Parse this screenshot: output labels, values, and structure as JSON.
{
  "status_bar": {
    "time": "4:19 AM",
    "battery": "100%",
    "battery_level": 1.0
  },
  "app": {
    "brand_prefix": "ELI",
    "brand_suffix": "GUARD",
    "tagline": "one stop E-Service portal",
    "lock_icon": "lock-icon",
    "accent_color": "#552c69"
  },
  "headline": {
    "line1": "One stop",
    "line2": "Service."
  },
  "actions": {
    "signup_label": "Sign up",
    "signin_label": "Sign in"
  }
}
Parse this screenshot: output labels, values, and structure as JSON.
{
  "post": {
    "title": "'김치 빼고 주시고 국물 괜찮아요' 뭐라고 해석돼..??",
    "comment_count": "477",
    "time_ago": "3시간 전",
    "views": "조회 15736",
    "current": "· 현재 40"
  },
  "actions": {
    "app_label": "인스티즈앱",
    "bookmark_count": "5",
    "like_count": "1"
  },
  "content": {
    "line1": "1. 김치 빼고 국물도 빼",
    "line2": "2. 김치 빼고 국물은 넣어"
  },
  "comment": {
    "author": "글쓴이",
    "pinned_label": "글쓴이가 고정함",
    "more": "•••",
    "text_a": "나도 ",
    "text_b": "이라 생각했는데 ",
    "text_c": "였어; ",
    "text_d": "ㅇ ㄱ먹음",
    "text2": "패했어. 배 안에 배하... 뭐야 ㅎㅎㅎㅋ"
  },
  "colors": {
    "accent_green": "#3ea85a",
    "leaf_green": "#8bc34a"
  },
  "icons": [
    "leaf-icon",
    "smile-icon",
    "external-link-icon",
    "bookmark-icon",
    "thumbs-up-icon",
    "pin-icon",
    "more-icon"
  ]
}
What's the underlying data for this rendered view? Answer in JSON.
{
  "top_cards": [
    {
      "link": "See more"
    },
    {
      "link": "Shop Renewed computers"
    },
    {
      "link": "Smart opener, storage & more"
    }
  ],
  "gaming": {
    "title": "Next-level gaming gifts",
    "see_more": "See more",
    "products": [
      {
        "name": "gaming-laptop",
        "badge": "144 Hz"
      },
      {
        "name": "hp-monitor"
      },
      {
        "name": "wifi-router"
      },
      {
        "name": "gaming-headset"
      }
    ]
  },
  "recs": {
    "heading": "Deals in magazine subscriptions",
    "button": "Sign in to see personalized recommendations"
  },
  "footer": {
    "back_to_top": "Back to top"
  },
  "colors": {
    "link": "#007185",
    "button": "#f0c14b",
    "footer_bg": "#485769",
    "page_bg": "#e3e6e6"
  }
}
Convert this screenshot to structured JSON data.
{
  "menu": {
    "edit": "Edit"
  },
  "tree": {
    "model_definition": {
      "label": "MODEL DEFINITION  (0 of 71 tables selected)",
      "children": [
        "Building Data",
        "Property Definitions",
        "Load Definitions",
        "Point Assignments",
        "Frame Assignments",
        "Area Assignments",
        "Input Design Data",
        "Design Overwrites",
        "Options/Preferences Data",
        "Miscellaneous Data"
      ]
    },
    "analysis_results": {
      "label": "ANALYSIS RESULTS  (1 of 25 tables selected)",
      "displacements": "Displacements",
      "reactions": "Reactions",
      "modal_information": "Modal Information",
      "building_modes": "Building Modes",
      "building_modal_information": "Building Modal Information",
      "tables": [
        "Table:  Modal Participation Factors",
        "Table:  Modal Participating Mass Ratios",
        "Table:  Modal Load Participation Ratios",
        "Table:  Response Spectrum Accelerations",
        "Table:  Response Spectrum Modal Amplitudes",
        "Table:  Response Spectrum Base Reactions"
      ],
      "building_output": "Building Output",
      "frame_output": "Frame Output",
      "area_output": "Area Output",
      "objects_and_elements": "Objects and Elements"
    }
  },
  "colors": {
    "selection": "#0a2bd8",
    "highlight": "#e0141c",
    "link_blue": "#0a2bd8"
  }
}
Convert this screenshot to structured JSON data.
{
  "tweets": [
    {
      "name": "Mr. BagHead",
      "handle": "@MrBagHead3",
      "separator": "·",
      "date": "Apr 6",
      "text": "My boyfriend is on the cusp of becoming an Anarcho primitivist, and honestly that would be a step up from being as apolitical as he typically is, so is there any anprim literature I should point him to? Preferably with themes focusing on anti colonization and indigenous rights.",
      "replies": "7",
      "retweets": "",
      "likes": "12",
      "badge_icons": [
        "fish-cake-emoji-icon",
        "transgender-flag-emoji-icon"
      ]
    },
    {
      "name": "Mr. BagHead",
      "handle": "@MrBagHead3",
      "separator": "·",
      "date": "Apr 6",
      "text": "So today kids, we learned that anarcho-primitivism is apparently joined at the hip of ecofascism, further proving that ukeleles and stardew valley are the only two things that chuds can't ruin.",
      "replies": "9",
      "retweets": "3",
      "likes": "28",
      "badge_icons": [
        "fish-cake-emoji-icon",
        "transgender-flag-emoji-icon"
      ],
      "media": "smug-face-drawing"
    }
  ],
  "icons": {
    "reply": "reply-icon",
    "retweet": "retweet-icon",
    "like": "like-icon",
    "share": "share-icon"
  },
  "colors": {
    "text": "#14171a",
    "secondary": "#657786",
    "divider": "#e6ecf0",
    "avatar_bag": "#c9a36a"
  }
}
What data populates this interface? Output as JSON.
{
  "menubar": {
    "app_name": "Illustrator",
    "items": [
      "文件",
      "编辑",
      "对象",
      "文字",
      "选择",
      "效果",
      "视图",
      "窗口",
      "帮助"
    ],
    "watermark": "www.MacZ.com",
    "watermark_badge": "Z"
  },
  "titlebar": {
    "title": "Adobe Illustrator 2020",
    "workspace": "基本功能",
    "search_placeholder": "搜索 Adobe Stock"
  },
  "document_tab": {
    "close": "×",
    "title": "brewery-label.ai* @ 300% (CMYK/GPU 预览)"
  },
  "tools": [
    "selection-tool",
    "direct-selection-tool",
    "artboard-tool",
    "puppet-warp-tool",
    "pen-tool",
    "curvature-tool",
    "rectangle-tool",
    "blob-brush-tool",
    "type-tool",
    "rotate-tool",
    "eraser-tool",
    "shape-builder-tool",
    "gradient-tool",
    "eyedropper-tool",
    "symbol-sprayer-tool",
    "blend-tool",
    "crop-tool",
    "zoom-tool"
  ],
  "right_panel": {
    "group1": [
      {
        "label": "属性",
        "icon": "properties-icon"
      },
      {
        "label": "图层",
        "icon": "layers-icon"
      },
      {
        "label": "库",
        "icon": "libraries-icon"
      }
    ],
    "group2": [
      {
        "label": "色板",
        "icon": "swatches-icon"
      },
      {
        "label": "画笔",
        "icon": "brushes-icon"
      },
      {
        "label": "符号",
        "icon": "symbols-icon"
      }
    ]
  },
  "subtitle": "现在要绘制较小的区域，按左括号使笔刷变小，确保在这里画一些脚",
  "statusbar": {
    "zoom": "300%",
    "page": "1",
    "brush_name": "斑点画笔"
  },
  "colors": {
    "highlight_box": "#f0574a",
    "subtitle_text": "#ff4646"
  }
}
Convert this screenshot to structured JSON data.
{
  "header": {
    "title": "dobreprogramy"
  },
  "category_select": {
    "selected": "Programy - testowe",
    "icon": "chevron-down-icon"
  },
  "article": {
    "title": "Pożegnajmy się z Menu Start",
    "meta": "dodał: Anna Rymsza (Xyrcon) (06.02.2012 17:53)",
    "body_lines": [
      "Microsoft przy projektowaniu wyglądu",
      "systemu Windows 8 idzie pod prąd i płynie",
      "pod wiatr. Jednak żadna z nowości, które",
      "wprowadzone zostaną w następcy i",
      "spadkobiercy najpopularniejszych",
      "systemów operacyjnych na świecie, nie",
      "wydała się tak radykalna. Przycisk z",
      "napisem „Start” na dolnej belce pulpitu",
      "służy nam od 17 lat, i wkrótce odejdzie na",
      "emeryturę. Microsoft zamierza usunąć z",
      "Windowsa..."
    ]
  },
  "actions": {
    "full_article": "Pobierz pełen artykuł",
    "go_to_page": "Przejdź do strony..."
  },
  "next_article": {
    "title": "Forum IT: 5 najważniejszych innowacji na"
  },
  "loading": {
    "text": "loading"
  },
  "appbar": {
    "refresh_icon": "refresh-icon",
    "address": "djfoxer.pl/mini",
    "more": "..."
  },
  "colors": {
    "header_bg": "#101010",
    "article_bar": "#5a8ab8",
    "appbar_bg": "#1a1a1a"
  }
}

___

:: Problem statement ::
Examine the records and pull out every line where the string "Modal" occurs.

:: Reply ::
      "modal_information": "Modal Information",
      "building_modal_information": "Building Modal Information",
        "Table:  Modal Participation Factors",
        "Table:  Modal Participating Mass Ratios",
        "Table:  Modal Load Participation Ratios",
        "Table:  Response Spectrum Modal Amplitudes",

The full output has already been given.